Exercise prompt:
Only lines holding the string "ambiante" are wanted; copy each one from the material.

Excerpted data:
* * * * * * * * *

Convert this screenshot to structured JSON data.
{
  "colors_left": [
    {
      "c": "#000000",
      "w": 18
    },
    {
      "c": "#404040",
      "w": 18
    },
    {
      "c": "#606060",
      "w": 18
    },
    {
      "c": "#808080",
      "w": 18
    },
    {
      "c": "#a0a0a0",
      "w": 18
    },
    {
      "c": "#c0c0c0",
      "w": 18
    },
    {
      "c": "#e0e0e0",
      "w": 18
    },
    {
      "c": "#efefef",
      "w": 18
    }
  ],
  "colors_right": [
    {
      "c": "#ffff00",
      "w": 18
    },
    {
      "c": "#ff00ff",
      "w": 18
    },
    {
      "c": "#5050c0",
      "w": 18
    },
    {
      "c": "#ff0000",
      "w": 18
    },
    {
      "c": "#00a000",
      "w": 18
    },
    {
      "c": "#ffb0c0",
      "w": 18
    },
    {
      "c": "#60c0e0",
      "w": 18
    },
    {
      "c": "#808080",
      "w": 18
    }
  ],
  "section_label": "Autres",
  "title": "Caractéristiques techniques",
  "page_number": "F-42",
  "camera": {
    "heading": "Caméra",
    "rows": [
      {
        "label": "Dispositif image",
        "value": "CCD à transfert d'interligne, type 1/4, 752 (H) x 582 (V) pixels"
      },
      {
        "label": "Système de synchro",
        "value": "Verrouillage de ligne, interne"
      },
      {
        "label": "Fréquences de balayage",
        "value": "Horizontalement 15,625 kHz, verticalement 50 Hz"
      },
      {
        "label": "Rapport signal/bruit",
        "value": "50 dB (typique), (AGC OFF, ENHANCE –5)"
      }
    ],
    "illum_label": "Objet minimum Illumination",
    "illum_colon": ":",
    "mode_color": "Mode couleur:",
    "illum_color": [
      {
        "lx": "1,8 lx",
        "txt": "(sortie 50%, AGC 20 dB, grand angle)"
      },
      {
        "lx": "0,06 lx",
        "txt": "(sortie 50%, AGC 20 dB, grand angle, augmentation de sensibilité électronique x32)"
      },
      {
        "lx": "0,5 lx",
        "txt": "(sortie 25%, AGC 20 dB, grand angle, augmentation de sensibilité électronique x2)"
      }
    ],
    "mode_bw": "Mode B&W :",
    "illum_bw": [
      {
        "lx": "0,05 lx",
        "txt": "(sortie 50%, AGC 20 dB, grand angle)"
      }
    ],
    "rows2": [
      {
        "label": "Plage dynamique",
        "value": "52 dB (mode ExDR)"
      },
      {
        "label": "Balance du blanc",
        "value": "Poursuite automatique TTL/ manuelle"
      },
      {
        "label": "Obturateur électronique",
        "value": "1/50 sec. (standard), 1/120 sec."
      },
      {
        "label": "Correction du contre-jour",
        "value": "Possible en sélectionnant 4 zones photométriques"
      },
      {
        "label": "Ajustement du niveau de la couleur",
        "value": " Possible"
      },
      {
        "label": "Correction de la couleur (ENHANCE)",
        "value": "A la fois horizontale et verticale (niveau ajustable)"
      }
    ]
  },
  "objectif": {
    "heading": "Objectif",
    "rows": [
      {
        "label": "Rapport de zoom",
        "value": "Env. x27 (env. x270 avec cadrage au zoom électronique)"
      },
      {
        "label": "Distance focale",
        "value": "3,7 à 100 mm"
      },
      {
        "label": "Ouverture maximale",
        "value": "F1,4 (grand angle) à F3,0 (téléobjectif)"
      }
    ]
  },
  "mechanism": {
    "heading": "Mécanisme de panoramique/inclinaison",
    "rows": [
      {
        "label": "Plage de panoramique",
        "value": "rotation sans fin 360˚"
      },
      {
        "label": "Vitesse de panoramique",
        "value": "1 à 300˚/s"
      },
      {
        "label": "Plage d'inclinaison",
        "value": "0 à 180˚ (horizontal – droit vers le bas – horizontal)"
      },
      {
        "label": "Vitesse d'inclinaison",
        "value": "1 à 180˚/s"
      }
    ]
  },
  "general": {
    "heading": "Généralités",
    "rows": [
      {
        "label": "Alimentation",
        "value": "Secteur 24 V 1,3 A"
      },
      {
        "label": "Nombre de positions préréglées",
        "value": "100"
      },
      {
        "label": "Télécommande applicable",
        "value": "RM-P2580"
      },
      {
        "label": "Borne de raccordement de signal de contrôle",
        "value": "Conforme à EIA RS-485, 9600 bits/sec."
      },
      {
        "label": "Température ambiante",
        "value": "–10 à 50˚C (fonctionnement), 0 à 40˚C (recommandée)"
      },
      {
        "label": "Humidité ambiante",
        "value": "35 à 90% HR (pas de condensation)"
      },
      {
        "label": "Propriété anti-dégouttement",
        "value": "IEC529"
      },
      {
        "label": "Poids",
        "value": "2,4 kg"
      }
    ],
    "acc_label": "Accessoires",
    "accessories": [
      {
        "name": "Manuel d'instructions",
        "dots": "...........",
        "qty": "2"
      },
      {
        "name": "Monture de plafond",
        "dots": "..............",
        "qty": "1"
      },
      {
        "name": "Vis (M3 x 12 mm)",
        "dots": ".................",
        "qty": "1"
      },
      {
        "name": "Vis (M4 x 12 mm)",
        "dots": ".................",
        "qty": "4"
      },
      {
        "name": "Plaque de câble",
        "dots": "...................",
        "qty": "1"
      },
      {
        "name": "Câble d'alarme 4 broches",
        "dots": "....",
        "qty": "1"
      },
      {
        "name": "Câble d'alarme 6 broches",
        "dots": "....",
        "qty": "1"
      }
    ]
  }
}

* * * * * * * * *

Exercise result:
        "label": "Température ambiante",
        "label": "Humidité ambiante",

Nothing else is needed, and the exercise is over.